**Task instructions**
Where a line in the listing below contains the word "outliner", copy that line.
── Given data ──
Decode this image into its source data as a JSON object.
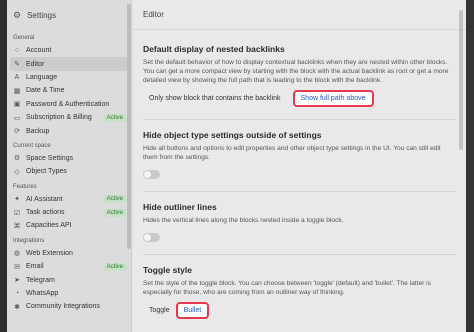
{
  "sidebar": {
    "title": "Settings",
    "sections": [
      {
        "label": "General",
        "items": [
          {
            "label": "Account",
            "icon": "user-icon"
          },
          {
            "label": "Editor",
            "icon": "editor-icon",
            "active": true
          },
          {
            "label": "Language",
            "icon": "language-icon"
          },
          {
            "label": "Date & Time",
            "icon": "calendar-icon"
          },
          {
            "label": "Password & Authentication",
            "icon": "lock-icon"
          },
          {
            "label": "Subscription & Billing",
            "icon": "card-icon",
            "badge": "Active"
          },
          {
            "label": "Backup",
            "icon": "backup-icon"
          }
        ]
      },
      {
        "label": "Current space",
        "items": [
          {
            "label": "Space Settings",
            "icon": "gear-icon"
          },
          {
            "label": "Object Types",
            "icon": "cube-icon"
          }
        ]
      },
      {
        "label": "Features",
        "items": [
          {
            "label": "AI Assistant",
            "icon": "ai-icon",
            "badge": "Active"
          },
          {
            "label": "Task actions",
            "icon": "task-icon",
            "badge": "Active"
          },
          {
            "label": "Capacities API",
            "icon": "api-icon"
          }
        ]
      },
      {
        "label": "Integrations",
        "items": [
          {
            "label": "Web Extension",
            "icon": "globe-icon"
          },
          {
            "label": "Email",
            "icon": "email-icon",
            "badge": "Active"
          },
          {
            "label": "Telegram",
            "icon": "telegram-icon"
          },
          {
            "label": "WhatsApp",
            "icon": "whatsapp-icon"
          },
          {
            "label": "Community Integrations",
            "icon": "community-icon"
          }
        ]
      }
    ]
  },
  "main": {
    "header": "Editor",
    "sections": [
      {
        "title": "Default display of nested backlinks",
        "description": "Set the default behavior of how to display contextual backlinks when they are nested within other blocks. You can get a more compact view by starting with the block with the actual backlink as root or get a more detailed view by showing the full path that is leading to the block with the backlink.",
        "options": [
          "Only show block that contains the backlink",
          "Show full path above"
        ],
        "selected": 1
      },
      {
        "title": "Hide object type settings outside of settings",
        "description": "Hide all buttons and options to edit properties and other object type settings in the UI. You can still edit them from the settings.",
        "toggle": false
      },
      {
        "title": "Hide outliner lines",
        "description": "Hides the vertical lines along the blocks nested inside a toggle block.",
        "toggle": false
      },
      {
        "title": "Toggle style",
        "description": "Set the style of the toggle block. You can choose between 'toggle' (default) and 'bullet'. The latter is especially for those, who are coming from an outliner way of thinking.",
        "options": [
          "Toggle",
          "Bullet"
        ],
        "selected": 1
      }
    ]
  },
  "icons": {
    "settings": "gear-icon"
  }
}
───
── Given data ──
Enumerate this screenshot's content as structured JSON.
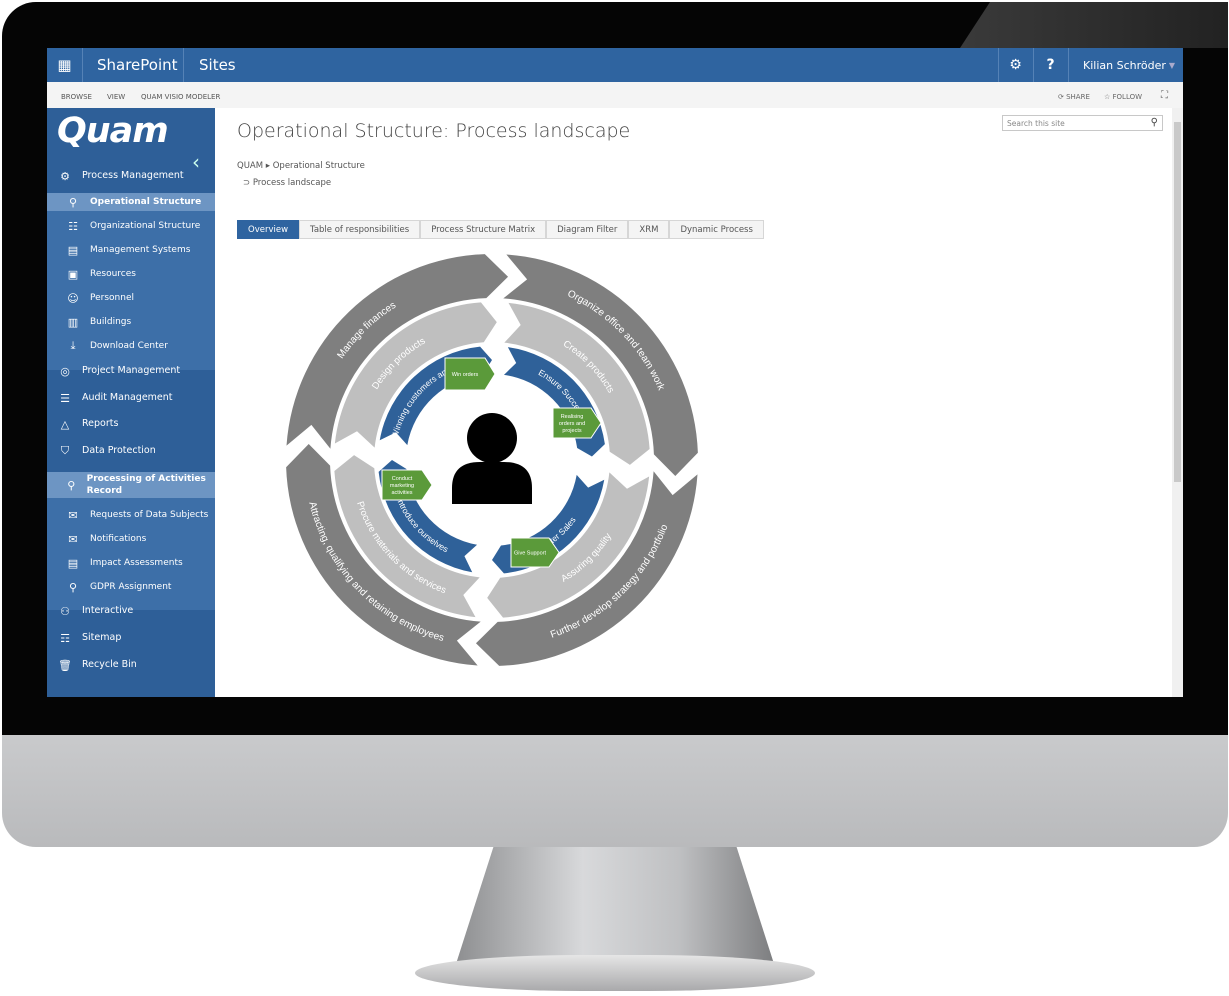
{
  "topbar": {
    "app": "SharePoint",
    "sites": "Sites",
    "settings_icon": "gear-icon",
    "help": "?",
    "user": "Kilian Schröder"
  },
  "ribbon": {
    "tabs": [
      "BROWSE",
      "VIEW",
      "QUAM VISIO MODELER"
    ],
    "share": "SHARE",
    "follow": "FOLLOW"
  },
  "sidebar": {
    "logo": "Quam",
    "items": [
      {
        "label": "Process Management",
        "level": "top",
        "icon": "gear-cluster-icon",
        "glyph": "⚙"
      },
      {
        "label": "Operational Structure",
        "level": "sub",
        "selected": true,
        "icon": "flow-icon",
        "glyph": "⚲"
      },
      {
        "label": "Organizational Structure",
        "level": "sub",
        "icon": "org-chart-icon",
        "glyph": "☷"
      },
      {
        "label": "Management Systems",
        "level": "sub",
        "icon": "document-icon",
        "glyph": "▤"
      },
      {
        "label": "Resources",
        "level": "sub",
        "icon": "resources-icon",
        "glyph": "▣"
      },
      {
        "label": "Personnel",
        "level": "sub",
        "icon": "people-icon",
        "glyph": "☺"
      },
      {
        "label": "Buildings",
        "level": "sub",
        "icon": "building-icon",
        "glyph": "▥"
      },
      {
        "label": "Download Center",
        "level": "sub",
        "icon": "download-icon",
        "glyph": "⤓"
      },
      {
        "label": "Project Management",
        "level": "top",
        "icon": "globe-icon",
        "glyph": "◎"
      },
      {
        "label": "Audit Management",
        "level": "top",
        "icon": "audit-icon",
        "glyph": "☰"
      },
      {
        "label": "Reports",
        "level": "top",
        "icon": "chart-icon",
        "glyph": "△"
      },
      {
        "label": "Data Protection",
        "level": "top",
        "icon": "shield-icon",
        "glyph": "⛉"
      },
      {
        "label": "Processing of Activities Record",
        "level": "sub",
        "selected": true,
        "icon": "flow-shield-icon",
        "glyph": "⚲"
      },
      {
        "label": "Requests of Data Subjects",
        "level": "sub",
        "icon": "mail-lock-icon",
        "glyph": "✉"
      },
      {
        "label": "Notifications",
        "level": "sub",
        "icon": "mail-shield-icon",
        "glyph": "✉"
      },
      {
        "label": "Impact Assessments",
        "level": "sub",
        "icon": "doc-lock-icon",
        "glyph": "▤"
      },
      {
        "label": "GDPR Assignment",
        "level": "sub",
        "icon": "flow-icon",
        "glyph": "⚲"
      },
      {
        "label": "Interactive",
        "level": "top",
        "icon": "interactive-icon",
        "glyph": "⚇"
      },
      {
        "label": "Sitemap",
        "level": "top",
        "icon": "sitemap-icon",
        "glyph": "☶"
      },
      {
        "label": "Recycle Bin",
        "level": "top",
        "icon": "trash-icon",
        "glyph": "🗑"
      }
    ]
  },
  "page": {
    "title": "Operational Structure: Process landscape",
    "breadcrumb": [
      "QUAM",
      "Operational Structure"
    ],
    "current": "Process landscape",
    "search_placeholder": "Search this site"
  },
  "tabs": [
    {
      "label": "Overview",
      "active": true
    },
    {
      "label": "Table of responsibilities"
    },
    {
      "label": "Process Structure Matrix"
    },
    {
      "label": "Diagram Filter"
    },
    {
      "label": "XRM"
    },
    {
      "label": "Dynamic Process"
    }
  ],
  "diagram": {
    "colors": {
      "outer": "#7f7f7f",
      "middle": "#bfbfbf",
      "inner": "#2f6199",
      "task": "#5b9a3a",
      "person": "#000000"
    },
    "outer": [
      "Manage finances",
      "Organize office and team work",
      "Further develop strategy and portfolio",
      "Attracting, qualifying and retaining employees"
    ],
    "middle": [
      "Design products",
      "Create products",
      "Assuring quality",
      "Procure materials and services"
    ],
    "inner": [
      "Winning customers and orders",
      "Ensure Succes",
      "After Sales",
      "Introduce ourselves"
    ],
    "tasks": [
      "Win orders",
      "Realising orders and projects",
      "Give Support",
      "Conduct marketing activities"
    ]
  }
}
───
**Reply to the exercise**
        "title": "Hide outliner lines",
        "description": "Set the style of the toggle block. You can choose between 'toggle' (default) and 'bullet'. The latter is especially for those, who are coming from an outliner way of thinking.",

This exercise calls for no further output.